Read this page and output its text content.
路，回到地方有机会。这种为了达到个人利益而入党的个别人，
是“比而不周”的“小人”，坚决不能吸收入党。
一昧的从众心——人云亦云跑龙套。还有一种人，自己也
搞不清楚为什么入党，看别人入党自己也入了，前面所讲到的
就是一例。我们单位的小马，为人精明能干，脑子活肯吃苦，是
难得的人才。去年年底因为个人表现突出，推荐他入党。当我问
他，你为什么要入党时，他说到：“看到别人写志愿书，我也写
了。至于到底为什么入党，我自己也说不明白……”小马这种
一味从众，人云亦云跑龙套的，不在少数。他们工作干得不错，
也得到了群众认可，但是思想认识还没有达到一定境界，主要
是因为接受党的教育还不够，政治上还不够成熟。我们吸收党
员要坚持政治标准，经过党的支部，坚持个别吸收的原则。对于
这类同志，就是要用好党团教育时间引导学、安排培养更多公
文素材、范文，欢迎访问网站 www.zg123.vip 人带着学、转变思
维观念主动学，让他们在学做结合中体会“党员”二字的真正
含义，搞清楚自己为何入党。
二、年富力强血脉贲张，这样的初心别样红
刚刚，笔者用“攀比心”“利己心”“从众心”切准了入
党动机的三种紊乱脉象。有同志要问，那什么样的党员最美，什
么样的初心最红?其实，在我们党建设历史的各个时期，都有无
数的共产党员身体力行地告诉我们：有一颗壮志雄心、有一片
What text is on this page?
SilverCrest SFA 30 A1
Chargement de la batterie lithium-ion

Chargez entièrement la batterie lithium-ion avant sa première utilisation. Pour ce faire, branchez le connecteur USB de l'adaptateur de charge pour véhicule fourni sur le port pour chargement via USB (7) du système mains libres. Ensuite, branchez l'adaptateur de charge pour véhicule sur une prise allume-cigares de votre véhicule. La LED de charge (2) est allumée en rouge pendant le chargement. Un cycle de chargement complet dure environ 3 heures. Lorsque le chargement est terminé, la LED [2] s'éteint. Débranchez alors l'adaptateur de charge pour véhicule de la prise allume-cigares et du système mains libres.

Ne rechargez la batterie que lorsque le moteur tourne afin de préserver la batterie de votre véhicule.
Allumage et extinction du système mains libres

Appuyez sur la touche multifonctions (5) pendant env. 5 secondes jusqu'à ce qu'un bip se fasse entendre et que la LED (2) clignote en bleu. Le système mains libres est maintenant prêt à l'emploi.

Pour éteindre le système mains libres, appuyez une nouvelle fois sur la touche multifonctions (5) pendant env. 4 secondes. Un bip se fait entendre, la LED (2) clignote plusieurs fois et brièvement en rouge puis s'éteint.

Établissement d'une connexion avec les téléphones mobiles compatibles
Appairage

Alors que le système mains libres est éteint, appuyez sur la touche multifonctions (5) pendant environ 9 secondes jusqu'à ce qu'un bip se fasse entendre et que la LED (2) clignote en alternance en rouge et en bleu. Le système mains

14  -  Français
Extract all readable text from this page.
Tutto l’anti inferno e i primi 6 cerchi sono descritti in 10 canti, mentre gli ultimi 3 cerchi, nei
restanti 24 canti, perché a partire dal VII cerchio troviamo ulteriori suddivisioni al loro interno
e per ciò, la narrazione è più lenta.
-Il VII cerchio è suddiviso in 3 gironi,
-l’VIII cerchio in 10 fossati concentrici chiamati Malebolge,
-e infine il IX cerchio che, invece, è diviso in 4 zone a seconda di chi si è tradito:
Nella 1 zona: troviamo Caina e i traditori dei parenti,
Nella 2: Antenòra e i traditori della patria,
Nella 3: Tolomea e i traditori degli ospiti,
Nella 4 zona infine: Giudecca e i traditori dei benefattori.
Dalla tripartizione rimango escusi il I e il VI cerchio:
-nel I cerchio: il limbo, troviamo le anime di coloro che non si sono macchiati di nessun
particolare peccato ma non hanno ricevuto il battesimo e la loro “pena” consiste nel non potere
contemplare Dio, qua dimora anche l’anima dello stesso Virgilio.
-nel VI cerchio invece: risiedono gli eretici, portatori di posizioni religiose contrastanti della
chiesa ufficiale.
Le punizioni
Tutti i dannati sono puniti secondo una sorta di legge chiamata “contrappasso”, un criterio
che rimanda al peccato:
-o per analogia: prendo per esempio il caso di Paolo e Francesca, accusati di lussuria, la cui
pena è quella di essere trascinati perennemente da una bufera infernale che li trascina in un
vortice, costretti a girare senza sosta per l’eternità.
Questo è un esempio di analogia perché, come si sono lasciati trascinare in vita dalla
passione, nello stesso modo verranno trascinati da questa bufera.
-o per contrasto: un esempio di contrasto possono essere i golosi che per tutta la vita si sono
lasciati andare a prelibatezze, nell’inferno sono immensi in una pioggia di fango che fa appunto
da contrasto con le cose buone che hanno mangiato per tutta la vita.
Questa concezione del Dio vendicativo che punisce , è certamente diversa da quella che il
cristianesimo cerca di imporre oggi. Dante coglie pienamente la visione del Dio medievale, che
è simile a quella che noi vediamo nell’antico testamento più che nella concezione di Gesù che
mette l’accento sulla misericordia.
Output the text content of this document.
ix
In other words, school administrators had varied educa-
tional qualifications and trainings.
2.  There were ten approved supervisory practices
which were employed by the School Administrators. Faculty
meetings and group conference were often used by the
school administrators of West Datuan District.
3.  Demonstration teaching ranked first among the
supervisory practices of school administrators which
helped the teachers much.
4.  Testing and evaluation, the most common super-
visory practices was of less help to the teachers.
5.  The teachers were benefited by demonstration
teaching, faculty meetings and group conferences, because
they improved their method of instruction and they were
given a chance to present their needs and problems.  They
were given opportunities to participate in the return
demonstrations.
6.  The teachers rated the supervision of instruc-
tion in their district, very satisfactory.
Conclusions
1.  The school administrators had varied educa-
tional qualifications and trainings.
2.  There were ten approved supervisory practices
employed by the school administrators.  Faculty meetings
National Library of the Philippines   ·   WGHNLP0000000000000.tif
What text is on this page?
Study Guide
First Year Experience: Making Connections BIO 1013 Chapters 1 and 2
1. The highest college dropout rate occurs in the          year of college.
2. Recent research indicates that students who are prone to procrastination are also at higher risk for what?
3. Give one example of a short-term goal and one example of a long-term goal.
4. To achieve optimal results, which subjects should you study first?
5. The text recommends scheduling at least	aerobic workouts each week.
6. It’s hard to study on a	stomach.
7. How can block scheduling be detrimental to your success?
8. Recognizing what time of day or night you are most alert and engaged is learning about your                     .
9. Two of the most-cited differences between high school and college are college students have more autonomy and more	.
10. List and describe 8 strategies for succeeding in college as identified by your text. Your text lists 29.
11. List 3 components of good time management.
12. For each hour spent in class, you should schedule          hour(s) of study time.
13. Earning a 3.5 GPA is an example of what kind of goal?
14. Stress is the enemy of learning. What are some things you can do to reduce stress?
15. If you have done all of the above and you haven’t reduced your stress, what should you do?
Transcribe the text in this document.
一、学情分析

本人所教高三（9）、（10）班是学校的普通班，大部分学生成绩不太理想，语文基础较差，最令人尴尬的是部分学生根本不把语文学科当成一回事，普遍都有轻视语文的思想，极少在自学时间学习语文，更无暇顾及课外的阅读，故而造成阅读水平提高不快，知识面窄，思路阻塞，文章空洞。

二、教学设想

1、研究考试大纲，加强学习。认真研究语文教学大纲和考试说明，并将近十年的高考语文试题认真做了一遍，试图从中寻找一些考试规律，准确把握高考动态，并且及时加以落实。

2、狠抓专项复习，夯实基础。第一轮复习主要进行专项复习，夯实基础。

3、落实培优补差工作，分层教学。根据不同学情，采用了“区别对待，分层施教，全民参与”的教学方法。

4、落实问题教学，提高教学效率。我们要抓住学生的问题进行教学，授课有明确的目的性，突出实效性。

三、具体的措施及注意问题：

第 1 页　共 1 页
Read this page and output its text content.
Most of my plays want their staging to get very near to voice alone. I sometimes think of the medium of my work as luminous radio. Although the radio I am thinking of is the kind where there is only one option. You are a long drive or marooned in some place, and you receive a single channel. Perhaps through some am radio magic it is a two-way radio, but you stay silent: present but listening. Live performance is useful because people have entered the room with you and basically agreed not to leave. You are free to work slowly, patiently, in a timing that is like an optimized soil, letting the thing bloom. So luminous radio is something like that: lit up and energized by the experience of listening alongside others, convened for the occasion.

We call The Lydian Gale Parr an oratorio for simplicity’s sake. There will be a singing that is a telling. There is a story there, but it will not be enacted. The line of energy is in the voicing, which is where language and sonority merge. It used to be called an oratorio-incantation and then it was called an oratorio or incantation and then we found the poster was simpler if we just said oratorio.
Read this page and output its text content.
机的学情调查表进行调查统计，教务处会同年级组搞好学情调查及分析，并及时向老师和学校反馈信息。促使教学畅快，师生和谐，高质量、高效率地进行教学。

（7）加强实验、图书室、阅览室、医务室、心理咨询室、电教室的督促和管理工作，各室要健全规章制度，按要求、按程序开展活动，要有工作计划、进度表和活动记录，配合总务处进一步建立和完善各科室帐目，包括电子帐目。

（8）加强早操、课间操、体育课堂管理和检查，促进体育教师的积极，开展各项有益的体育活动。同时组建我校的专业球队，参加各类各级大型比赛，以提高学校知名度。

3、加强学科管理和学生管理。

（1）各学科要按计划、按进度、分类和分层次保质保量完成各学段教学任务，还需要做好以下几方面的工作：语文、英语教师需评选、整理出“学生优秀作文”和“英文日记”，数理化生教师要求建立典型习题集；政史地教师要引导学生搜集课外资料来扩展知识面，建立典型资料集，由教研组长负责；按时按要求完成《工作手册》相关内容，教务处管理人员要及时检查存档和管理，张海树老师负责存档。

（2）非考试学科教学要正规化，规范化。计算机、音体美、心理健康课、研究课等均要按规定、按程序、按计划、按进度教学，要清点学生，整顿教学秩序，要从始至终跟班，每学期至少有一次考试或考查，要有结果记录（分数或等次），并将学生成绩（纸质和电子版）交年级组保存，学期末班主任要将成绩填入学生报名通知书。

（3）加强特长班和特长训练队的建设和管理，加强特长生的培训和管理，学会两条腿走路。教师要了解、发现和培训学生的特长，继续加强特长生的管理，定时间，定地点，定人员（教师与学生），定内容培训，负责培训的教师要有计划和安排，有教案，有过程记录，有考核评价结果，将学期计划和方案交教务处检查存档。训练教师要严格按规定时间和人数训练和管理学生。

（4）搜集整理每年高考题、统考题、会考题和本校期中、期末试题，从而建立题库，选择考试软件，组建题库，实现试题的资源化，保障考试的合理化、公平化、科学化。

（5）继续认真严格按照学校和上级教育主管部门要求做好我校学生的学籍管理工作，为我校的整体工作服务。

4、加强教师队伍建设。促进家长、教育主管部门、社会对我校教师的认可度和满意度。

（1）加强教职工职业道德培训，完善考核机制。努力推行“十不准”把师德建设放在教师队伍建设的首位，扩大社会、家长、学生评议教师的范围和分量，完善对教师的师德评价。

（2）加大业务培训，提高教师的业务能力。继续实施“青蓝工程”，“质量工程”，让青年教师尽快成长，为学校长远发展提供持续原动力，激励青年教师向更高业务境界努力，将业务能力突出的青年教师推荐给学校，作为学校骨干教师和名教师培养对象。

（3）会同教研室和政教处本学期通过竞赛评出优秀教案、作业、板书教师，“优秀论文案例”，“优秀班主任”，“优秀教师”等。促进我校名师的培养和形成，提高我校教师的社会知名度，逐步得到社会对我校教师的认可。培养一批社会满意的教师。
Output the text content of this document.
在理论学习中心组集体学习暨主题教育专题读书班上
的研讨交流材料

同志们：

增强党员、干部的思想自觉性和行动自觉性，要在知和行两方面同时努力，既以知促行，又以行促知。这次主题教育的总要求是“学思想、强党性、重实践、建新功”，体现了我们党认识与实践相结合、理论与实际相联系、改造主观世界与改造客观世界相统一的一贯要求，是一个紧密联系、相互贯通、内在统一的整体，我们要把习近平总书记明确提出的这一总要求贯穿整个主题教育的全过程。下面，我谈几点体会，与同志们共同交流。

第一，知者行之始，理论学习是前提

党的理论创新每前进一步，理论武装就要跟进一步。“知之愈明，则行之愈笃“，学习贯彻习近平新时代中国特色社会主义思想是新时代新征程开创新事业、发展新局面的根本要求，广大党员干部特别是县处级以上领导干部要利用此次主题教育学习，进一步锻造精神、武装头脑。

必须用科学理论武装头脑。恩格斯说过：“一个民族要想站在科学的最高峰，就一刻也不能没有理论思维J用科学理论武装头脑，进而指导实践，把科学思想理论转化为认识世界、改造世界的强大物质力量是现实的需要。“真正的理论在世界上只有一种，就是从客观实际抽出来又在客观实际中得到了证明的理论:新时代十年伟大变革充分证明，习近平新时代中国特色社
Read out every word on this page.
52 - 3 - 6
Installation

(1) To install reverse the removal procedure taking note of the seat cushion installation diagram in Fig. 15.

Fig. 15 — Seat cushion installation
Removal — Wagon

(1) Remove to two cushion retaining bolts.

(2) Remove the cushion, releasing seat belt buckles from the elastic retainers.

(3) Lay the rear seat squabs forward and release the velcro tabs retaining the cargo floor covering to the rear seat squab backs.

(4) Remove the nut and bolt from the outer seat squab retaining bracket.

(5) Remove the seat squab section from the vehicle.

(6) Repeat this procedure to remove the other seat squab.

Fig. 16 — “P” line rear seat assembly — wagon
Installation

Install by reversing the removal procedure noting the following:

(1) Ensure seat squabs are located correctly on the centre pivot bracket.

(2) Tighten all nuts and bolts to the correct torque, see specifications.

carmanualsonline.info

◆ ◆ ◆

Search the records above for the string "contrasto". Copy every line that contains it.

- TASK SOLUTION
-o per contrasto: un esempio di contrasto possono essere i golosi che per tutta la vita si sono
da contrasto con le cose buone che hanno mangiato per tutta la vita.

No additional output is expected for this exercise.